BLANCHE AND STANLEY: Nicole Ari Parker and Blair Underwood portray two of the most iconic characters in Anerican dramatic literature.
THE TENNESSEE WILLIAMS CLASSIC RETURNS TO BROADWAY WITH AN ALMOST ENTIRELY AFRICAN AMERICAN CAST
BY HENRY EDWARDS
In its eighth Main Stem outing since its 1947 debut, Tennessee Williams’ s landmark play, “A Streetcar Named Desire,’’ has been given a different look (at least for Broadway) by director Emily Mann.
Unlike previous productions, this edition, which recently set up shop at Broadway's Broadhurst Theatre, features a predominantly African-American cast.
Mann, who knew Williams personally, maintains the playwright had always wanted to see a major production of "Streetcar" with a cast of color.
Nevertheless, although productions with multiracial or all-black casts have been taking place since 1953, a major multiracial effort has continued to elude Broadway—until now.
Stripped to its bare bones, this incredibly famous play really is a family triangle that pits the fading Southern belle and relic of the Old South, Blanche DuBois (Nicole Ari Parker), against her brutish working-class brother-in-law Stanley Kowalski (Brett Underwood). Stanley is married to Blanche’s sister, Stella (Daphne Rubin-Vega), and Blanche and he vie for control over the passive younger woman.
Trapped in a shabby present and facing a future that looks even bleaker, Blanche oscillates between hope and paranoia, utilizing pretensions to virtue and culture and claims of aristocratic bearing to mask her alcoholism and a sordid past, including a brief marriage to a young homosexual who committed suicide when Blanche discovered his secret. Haunted by this harrowing event and with her facade crumbling, she descends into nymphomania.
Stanley, on the other hand, is an amiable brute with a vicious temper and a capacity for domestic abuse. Despite—or perhaps because—of his violent nature, he enjoys a highly charged sexual relationship with Stella.
Incapable of understanding her sister's attraction to Stanley, Blanche calls her brother-in-law an ape and criticizes Stella for marrying a violent and animalistic man.
Finally, in a horrifying act that turns out to be his utimate revenge, Stanley, drunk and angry, rapes Blanche. This event, coupled with the fact that Stella refuses to believe the truth, destroys whatever is left of Blanche’s sanity and sends her over the edge.
That the clash of culture and class between Blanche and Stanley has been nothing less than devestating culminates in an agonizing denouement that finds Blanche being committed to a mental institution.

STATED TASK 1: For each statement about the Streetcar review, answer yes or no and quote the words of the review that decide it: (a) The production is playing at the Broadhurst Theatre. (b) Productions with all-black casts have been staged since 1953. (c) Blanche is committed to a mental institution at the end of the play.
STATED TASK 2: Name every character of the play who is identified by name in the Streetcar review.
STATED TASK 3: Carry on the Streetcar review from its final sentence, in the same voice.

COLLECTED MATERIAL:
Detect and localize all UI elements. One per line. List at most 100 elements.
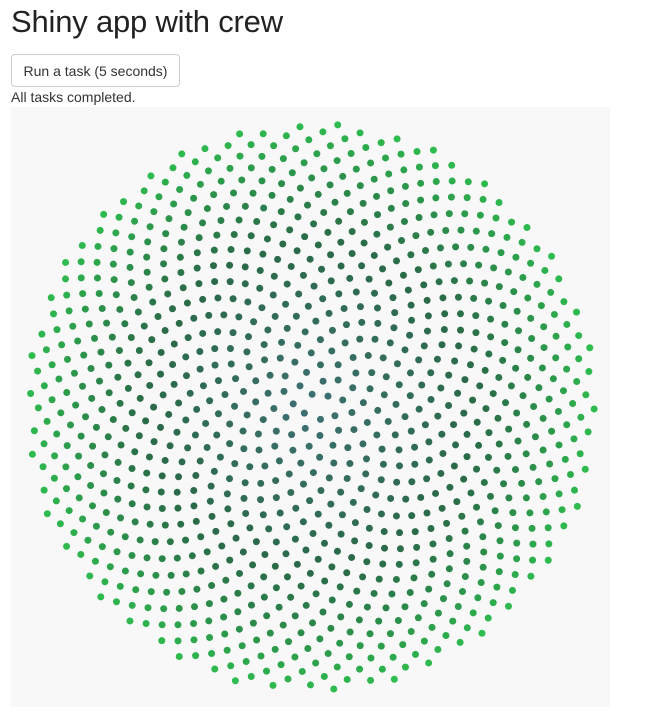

RESPONSE 1:
(a) Yes: "this edition, which recently set up shop at Broadway's Broadhurst Theatre"
(b) Yes: "productions with multiracial or all-black casts have been taking place since 1953"
(c) Yes: "an agonizing denouement that finds Blanche being committed to a mental institution"

RESPONSE 2: Blanche DuBois, Stanley Kowalski, Stella

RESPONSE 3:
Typically, the plays of Tennesee Williams, the most literary of the handful of great American dramatists, mate a hefty dose of lyricism to the dramatic impulse. In "Streetcar," Williams utilizes his gift for poetic language accompanied by a mix of realism, symbolism and expressionism to enrich the meanings that underpin the text.
Thus at its core Blanche’s fall is a parable that teaches the lesson that the human condition simply does not allow a romantic dreamer to survive.
Yet in this production, neither the poetic nature of Williams's language nor the play's thematic content appear to have preoccupied the director.
What Mann and her cast have accomplished—and accomplished admirably—is to provide the play with a clear, powerful, emotionally charged reading that concentrates almost exclusively on story telling and atmospherics.
Under the director's tutelage, Nicole Ari Parker creates a touchingly spaced out portrait of Blanche. Parker’s performance is enhanced by the star’s great beauty, elegance and poise.
Blair Underwood, a very strong actor and one who bristles with masculinity, offers a Stanley who is suitably brutish, animalistic, overtly sexy and impossible to control.
Unlike typical characterizations of Stella, Daphne Rubin-Vega creates a more contemporary version, envisioning a woman who, although sexually attracted and dominated by Stanley, is not afraid to fight back.
As Stanley's friend and Blanche's would-be suitor, Mitch, the innocent who falls for Blanche’s histrionics and becomes convinced he will be her savior, Wood Harris is heartbreaking in his earnestness and sincerity.
Tennessee Williams loved New Orleans, the most multi-racial of all cities and one that served as a dramatic antidote to puritanical America. In order to create the feel of Williams's New Orleans, Mann turned to jazz composer, musician and New Orleans native Terence Blanchard to create the hypnotic, jazz-inflected score that underlines the action and bridges the scenes.
The director also utilizes stylized movement to suggest the sexy, humid feel of the city, and she launches the second act with a full out, danced jazz funeral sylishly choreographed by Camille A. Brown.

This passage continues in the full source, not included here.